** Exercise passage follows **

Swiss linguist and Protestant missionary

Héli Chatelain (Murten, April 29, 1859 – Lausanne, July 22, 1908) was a Swiss linguist and Protestant missionary. He worked with rural populations in Angola, where he founded a mission and, in particular, fought against the slavery that still ravaged the country in the 19th century.

== Biography ==
Héli Chatelain was born in Murten in 1859, into a family of watchmakers from the canton of Jura. Severely disabled from birth, he could not move without the aid of two canes. He turned to reading and the study of languages, as well as the study of the Bible and theology. He spent several years in Lausanne, then in Angola, where he discovered the world of religious missions and colonial trade. He then moved to the United States in the New York area. In 1896, he founded the "Philafrican League," which aimed to establish missions on the African continent and protect fugitive slaves.

In 1897, he returned to Angola to found the Lincoln mission in Caluquembe. He studied Kimbundu, a local language of which he published a grammar. In 1907, he returned to Switzerland, where he died a year later.

** End of Exercise passage **

> **What you need to do**:
1. According to the passage about Héli Chatelain, what organization did he found in 1896?
2. Continue the passage about Héli Chatelain from its last sentence.

** Dataset records follows **

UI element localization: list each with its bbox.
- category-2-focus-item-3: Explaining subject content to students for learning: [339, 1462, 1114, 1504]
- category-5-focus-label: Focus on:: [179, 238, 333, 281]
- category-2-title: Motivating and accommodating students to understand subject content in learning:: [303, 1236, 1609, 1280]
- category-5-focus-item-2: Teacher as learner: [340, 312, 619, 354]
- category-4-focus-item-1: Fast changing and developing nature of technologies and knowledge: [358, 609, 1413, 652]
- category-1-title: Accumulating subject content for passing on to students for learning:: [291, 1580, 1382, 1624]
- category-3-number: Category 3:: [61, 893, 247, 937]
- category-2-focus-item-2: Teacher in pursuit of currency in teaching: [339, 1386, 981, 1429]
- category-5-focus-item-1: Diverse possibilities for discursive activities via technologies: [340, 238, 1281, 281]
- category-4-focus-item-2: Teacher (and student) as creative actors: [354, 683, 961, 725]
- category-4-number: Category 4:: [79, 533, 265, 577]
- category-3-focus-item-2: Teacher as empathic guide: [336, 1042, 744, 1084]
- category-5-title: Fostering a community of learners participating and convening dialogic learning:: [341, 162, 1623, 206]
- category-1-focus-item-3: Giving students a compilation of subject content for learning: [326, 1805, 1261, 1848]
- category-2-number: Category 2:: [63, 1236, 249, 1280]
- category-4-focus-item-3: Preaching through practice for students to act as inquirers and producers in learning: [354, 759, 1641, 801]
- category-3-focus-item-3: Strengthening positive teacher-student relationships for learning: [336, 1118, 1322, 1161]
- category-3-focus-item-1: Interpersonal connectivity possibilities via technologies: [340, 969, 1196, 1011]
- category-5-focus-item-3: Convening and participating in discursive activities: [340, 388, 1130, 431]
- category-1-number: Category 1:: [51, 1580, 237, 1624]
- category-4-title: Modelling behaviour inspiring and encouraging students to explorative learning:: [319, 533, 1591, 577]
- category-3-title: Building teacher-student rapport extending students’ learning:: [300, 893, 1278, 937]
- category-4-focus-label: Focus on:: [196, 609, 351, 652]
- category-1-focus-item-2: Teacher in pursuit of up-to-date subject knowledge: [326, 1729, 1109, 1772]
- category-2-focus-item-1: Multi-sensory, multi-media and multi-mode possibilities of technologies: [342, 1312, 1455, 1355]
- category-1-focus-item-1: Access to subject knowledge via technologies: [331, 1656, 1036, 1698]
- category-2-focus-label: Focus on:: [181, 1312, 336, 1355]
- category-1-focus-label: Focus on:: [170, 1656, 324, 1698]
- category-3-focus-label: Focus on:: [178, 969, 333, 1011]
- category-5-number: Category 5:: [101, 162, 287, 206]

** End of Dataset records **

> **Per-task outputs**:
1. The "Philafrican League"

2.
== Missionary work ==
Inspired by the stories of explorer and evangelist David Livingstone, as well as the anti-slavery action of American president Abraham Lincoln, Chatelain strove to fight against slavery that was still present in Angola at the end of the 19th century.

In 1961, the Swiss newspaper L'Impartial, published in La Chaux-de-Fonds, recalled the importance of Chatelain's work:

(In Angola), missions have accomplished considerable work. Although the bulk of the effort was carried out by Anglo-Saxon missions, it is necessary to remind the French-speaking Swiss public of the part taken in this task by the Philafrican Mission founded in 1897 by Héli Chatelain, from Tramelan.